#### Exercise goal
Pull out every line with the word "life" from the entries below.

#### Dataset excerpt
════════════════════

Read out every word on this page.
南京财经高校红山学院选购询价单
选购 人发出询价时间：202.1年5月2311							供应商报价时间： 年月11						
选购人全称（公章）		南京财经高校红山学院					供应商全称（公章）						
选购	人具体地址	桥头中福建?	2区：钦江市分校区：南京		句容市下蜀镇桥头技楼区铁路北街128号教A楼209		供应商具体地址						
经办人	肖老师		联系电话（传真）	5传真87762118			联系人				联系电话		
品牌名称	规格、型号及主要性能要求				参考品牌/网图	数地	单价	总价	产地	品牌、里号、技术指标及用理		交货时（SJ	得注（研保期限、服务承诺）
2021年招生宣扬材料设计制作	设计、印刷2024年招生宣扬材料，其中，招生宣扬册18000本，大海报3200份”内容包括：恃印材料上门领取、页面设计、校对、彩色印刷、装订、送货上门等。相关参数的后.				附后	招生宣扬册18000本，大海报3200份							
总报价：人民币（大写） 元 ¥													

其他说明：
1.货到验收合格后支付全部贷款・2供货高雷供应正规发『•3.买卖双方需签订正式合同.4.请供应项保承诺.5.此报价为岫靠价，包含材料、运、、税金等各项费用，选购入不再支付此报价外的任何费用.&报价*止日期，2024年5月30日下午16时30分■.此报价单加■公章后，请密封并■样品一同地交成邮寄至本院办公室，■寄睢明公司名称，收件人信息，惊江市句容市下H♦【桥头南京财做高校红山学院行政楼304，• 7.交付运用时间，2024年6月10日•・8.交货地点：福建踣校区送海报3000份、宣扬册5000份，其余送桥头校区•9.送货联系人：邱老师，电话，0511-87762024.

════════════════════

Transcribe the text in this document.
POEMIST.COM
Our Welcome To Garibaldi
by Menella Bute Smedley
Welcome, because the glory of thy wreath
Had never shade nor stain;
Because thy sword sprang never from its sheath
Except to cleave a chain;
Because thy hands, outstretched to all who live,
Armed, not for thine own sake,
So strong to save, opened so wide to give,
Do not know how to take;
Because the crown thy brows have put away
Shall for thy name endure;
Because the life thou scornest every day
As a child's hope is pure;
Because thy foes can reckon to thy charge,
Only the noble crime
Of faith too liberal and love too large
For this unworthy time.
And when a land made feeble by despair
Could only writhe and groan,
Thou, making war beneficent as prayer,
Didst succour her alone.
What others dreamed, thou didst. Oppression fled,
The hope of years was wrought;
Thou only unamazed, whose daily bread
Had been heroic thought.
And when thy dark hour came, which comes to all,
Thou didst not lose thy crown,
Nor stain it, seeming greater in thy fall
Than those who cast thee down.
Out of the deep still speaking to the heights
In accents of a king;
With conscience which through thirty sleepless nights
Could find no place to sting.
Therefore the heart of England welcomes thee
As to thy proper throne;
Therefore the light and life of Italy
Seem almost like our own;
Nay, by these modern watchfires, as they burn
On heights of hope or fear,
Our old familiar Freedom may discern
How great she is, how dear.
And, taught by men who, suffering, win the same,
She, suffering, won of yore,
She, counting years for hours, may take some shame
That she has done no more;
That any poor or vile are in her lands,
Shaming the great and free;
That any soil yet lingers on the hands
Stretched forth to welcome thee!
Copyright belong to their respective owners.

════════════════════

#### Response to the task
Because the life thou scornest every day
Therefore the light and life of Italy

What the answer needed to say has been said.